-------- Data in this exercise
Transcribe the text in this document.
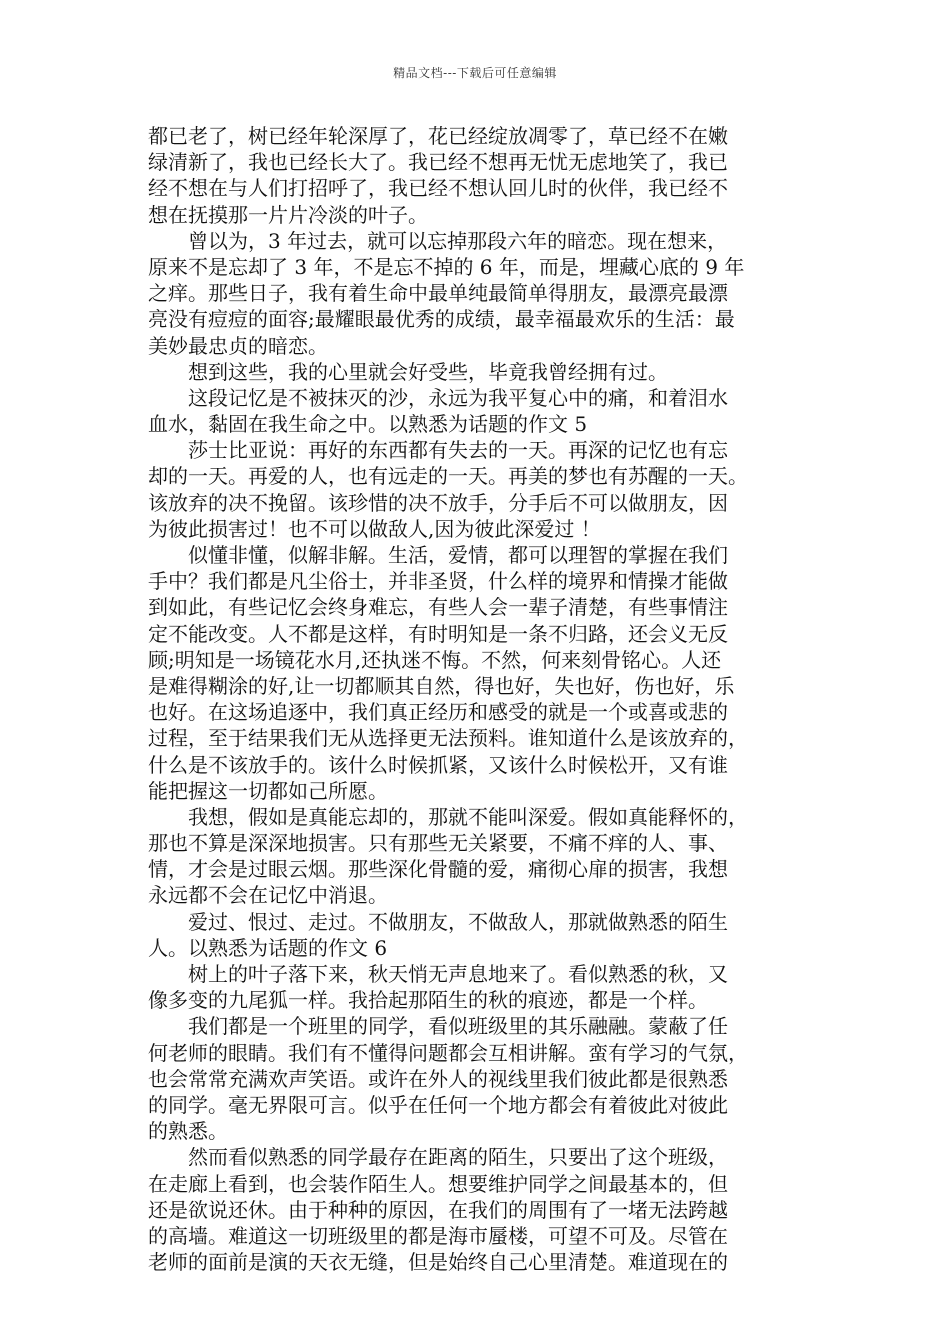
精品文档---下载后可任意编辑
都已老了，树已经年轮深厚了，花已经绽放凋零了，草已经不在嫩
绿清新了，我也已经长大了。我已经不想再无忧无虑地笑了，我已
经不想在与人们打招呼了，我已经不想认回儿时的伙伴，我已经不
想在抚摸那一片片冷淡的叶子。
　　曾以为，3 年过去，就可以忘掉那段六年的暗恋。现在想来，
原来不是忘却了 3 年，不是忘不掉的 6 年，而是，埋藏心底的 9 年
之痒。那些日子，我有着生命中最单纯最简单得朋友，最漂亮最漂
亮没有痘痘的面容;最耀眼最优秀的成绩，最幸福最欢乐的生活：最
美妙最忠贞的暗恋。
　　想到这些，我的心里就会好受些，毕竟我曾经拥有过。
　　这段记忆是不被抹灭的沙，永远为我平复心中的痛，和着泪水
血水，黏固在我生命之中。以熟悉为话题的作文 5
　　莎士比亚说：再好的东西都有失去的一天。再深的记忆也有忘
却的一天。再爱的人，也有远走的一天。再美的梦也有苏醒的一天。
该放弃的决不挽留。该珍惜的决不放手，分手后不可以做朋友，因
为彼此损害过！也不可以做敌人,因为彼此深爱过 ！
　　似懂非懂，似解非解。生活，爱情，都可以理智的掌握在我们
手中？我们都是凡尘俗士，并非圣贤，什么样的境界和情操才能做
到如此，有些记忆会终身难忘，有些人会一辈子清楚，有些事情注
定不能改变。人不都是这样，有时明知是一条不归路，还会义无反
顾;明知是一场镜花水月,还执迷不悔。不然，何来刻骨铭心。人还
是难得糊涂的好,让一切都顺其自然，得也好，失也好，伤也好，乐
也好。在这场追逐中，我们真正经历和感受的就是一个或喜或悲的
过程，至于结果我们无从选择更无法预料。谁知道什么是该放弃的，
什么是不该放手的。该什么时候抓紧，又该什么时候松开，又有谁
能把握这一切都如己所愿。
　　我想，假如是真能忘却的，那就不能叫深爱。假如真能释怀的，
那也不算是深深地损害。只有那些无关紧要，不痛不痒的人、事、
情，才会是过眼云烟。那些深化骨髓的爱，痛彻心扉的损害，我想
永远都不会在记忆中消退。
　　爱过、恨过、走过。不做朋友，不做敌人，那就做熟悉的陌生
人。以熟悉为话题的作文 6
　　树上的叶子落下来，秋天悄无声息地来了。看似熟悉的秋，又
像多变的九尾狐一样。我拾起那陌生的秋的痕迹，都是一个样。
　　我们都是一个班里的同学，看似班级里的其乐融融。蒙蔽了任
何老师的眼睛。我们有不懂得问题都会互相讲解。蛮有学习的气氛，
也会常常充满欢声笑语。或许在外人的视线里我们彼此都是很熟悉
的同学。毫无界限可言。似乎在任何一个地方都会有着彼此对彼此
的熟悉。
　　然而看似熟悉的同学最存在距离的陌生，只要出了这个班级，
在走廊上看到，也会装作陌生人。想要维护同学之间最基本的，但
还是欲说还休。由于种种的原因，在我们的周围有了一堵无法跨越
的高墙。难道这一切班级里的都是海市蜃楼，可望不可及。尽管在
老师的面前是演的天衣无缝，但是始终自己心里清楚。难道现在的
----------------
**Task brief**
Scan the material above. Copy each line that holds the word "以熟悉为话题的作文".

**Output of the exercise**
血水，黏固在我生命之中。以熟悉为话题的作文 5
人。以熟悉为话题的作文 6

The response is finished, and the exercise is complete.